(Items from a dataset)

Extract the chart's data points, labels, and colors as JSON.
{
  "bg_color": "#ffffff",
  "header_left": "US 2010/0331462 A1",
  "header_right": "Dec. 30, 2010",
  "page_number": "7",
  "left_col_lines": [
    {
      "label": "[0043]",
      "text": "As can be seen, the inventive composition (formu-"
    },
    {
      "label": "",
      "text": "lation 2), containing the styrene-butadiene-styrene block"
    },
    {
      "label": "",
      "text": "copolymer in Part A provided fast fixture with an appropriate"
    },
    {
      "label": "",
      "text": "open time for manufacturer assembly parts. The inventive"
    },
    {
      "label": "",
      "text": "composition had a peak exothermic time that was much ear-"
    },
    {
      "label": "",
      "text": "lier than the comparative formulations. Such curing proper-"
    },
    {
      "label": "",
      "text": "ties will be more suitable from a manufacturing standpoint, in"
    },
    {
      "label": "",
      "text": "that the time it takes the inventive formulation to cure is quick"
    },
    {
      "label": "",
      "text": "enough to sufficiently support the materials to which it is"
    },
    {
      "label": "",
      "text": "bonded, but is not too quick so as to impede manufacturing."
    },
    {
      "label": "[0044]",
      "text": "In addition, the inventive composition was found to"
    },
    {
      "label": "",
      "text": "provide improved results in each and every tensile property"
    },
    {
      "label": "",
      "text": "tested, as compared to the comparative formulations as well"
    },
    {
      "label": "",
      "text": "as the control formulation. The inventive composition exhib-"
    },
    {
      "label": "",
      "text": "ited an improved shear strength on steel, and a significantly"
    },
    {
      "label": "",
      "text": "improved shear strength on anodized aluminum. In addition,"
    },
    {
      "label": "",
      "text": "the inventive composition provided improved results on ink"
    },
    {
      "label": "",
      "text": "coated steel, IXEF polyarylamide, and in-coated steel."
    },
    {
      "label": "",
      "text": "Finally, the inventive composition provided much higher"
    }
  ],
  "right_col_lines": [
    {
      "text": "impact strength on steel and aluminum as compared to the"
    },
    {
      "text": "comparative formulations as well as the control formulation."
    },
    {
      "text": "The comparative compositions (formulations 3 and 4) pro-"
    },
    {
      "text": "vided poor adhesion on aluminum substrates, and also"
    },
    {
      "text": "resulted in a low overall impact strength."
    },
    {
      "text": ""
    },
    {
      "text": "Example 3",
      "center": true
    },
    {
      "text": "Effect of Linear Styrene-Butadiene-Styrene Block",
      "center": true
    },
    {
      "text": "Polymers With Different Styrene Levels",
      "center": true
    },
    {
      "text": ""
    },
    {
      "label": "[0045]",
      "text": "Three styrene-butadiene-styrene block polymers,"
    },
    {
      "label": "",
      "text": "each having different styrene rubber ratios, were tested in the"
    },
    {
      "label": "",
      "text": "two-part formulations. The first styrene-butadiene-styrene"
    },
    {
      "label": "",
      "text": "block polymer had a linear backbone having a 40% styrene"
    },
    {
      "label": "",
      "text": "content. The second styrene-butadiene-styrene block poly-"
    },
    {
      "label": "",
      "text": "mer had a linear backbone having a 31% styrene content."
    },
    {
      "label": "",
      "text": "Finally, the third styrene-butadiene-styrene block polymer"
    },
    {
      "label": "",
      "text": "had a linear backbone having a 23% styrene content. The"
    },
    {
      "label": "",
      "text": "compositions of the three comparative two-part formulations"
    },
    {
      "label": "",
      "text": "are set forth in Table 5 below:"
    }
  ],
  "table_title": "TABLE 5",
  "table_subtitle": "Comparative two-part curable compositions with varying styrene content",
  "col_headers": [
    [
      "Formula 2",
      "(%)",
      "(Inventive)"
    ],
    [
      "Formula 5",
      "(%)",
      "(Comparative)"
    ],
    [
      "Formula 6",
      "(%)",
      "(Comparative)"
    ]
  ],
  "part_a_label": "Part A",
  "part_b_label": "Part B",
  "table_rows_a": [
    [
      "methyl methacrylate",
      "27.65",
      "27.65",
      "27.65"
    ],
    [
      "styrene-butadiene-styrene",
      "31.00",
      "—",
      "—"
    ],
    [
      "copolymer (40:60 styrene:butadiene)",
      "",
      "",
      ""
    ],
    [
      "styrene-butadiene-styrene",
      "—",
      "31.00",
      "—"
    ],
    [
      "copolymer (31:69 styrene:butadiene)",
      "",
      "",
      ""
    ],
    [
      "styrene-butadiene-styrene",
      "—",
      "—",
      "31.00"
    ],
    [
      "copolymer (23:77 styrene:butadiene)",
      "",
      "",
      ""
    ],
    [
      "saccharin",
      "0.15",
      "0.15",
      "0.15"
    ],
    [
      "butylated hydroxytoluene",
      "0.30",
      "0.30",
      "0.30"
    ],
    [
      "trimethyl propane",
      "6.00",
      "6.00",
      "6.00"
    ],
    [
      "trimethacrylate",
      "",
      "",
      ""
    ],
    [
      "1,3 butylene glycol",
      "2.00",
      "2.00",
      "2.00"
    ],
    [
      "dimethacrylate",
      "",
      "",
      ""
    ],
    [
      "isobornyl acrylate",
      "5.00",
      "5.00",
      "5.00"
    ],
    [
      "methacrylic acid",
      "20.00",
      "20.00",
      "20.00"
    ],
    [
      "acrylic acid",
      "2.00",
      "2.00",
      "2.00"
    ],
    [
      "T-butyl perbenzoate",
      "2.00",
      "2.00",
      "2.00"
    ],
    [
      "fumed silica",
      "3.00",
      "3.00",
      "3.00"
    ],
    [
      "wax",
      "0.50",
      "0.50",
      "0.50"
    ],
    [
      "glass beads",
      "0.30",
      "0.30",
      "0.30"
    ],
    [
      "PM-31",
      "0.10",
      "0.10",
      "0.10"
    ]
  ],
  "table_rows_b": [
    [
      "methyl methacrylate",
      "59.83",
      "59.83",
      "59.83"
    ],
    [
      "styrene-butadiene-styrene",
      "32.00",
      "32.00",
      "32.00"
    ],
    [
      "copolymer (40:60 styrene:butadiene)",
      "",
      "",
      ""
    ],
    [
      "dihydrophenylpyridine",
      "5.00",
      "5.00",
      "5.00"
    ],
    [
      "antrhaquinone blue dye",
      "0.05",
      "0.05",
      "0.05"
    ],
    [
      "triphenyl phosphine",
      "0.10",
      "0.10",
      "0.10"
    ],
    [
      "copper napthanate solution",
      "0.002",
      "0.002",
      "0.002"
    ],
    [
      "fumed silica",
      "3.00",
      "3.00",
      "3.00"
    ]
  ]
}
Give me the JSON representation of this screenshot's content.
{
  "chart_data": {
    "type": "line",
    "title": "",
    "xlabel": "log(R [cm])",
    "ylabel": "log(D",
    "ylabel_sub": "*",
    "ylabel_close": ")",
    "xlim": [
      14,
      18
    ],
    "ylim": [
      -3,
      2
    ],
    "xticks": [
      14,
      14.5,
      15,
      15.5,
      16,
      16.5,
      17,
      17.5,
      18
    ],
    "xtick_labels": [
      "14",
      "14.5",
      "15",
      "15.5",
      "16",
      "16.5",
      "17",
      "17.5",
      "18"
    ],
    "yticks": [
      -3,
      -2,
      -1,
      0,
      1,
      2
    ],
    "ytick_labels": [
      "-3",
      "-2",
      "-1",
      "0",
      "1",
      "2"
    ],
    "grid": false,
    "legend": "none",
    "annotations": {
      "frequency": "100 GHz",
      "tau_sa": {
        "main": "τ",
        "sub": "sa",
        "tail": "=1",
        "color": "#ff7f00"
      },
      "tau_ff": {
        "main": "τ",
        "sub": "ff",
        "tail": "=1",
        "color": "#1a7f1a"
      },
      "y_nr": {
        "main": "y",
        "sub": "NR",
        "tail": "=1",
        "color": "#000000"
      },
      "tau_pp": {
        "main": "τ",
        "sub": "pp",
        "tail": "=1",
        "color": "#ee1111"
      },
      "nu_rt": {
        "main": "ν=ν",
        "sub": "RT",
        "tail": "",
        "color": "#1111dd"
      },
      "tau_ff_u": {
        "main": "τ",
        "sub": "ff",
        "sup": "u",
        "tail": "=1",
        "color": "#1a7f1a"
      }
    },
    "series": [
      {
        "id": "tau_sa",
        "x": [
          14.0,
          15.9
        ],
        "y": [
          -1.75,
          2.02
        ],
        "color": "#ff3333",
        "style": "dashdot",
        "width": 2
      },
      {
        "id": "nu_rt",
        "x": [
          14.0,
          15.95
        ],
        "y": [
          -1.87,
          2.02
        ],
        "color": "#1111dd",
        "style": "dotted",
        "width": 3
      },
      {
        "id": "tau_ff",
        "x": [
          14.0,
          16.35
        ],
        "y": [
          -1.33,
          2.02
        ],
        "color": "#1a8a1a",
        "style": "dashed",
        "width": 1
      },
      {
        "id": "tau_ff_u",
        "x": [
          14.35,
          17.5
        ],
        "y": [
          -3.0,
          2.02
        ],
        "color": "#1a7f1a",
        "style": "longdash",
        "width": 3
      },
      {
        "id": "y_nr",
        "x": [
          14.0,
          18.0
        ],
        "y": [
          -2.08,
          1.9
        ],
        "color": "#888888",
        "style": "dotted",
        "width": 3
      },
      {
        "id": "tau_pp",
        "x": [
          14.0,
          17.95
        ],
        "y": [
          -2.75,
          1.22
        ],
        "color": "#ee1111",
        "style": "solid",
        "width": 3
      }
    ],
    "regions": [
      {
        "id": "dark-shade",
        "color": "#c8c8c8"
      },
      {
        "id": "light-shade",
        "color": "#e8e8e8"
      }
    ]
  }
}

* _Exercise details_
Extract all lines from the data in which "each" is found.

* _Completed task_
      "text": "provide improved results in each and every tensile property"
      "text": "each having different styrene rubber ratios, were tested in the"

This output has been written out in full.